> **What to do**
Rewrite all the entries below, putting "Numbered description" wherever "Description with numbered items" appears and keeping everything else the same.

(Stored data)
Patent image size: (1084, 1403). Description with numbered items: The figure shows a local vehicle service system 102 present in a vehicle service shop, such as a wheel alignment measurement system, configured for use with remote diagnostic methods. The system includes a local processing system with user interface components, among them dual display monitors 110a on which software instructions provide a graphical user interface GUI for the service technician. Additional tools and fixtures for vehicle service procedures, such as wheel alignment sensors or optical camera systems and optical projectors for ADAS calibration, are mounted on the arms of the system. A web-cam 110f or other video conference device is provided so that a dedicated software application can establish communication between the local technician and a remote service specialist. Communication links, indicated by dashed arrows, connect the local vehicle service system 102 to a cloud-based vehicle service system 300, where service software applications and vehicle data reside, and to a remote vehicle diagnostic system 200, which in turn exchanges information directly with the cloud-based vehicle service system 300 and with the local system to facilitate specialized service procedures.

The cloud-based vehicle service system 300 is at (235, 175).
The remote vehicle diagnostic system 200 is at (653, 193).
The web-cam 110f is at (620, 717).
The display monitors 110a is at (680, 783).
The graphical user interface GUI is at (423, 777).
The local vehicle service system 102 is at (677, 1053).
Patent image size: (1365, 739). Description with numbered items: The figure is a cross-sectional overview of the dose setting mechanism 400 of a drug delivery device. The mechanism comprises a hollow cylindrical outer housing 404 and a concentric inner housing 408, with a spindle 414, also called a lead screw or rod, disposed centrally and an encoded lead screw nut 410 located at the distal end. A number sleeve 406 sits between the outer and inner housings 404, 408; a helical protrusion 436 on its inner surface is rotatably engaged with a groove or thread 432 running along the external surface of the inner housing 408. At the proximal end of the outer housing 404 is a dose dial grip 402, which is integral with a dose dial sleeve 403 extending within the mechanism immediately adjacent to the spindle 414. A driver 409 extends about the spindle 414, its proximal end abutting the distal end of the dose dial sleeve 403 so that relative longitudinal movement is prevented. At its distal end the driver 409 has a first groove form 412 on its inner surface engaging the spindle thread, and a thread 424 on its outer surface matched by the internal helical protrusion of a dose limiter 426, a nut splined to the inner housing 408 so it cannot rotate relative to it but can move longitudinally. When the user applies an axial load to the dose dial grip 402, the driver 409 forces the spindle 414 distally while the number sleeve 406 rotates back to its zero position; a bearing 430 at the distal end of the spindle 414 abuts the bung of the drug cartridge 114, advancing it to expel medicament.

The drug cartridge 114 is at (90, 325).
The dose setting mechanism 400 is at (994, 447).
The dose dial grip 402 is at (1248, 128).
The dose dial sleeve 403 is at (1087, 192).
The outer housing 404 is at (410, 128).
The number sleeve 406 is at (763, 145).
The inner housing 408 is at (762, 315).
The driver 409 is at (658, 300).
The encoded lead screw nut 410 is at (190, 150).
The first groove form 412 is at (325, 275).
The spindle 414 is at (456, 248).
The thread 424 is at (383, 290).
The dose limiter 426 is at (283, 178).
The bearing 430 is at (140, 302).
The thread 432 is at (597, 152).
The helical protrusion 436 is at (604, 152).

> **Expected answer**
Patent image size: (1084, 1403). Numbered description: The figure shows a local vehicle service system 102 present in a vehicle service shop, such as a wheel alignment measurement system, configured for use with remote diagnostic methods. The system includes a local processing system with user interface components, among them dual display monitors 110a on which software instructions provide a graphical user interface GUI for the service technician. Additional tools and fixtures for vehicle service procedures, such as wheel alignment sensors or optical camera systems and optical projectors for ADAS calibration, are mounted on the arms of the system. A web-cam 110f or other video conference device is provided so that a dedicated software application can establish communication between the local technician and a remote service specialist. Communication links, indicated by dashed arrows, connect the local vehicle service system 102 to a cloud-based vehicle service system 300, where service software applications and vehicle data reside, and to a remote vehicle diagnostic system 200, which in turn exchanges information directly with the cloud-based vehicle service system 300 and with the local system to facilitate specialized service procedures.

The cloud-based vehicle service system 300 is at (235, 175).
The remote vehicle diagnostic system 200 is at (653, 193).
The web-cam 110f is at (620, 717).
The display monitors 110a is at (680, 783).
The graphical user interface GUI is at (423, 777).
The local vehicle service system 102 is at (677, 1053).
Patent image size: (1365, 739). Numbered description: The figure is a cross-sectional overview of the dose setting mechanism 400 of a drug delivery device. The mechanism comprises a hollow cylindrical outer housing 404 and a concentric inner housing 408, with a spindle 414, also called a lead screw or rod, disposed centrally and an encoded lead screw nut 410 located at the distal end. A number sleeve 406 sits between the outer and inner housings 404, 408; a helical protrusion 436 on its inner surface is rotatably engaged with a groove or thread 432 running along the external surface of the inner housing 408. At the proximal end of the outer housing 404 is a dose dial grip 402, which is integral with a dose dial sleeve 403 extending within the mechanism immediately adjacent to the spindle 414. A driver 409 extends about the spindle 414, its proximal end abutting the distal end of the dose dial sleeve 403 so that relative longitudinal movement is prevented. At its distal end the driver 409 has a first groove form 412 on its inner surface engaging the spindle thread, and a thread 424 on its outer surface matched by the internal helical protrusion of a dose limiter 426, a nut splined to the inner housing 408 so it cannot rotate relative to it but can move longitudinally. When the user applies an axial load to the dose dial grip 402, the driver 409 forces the spindle 414 distally while the number sleeve 406 rotates back to its zero position; a bearing 430 at the distal end of the spindle 414 abuts the bung of the drug cartridge 114, advancing it to expel medicament.

The drug cartridge 114 is at (90, 325).
The dose setting mechanism 400 is at (994, 447).
The dose dial grip 402 is at (1248, 128).
The dose dial sleeve 403 is at (1087, 192).
The outer housing 404 is at (410, 128).
The number sleeve 406 is at (763, 145).
The inner housing 408 is at (762, 315).
The driver 409 is at (658, 300).
The encoded lead screw nut 410 is at (190, 150).
The first groove form 412 is at (325, 275).
The spindle 414 is at (456, 248).
The thread 424 is at (383, 290).
The dose limiter 426 is at (283, 178).
The bearing 430 is at (140, 302).
The thread 432 is at (597, 152).
The helical protrusion 436 is at (604, 152).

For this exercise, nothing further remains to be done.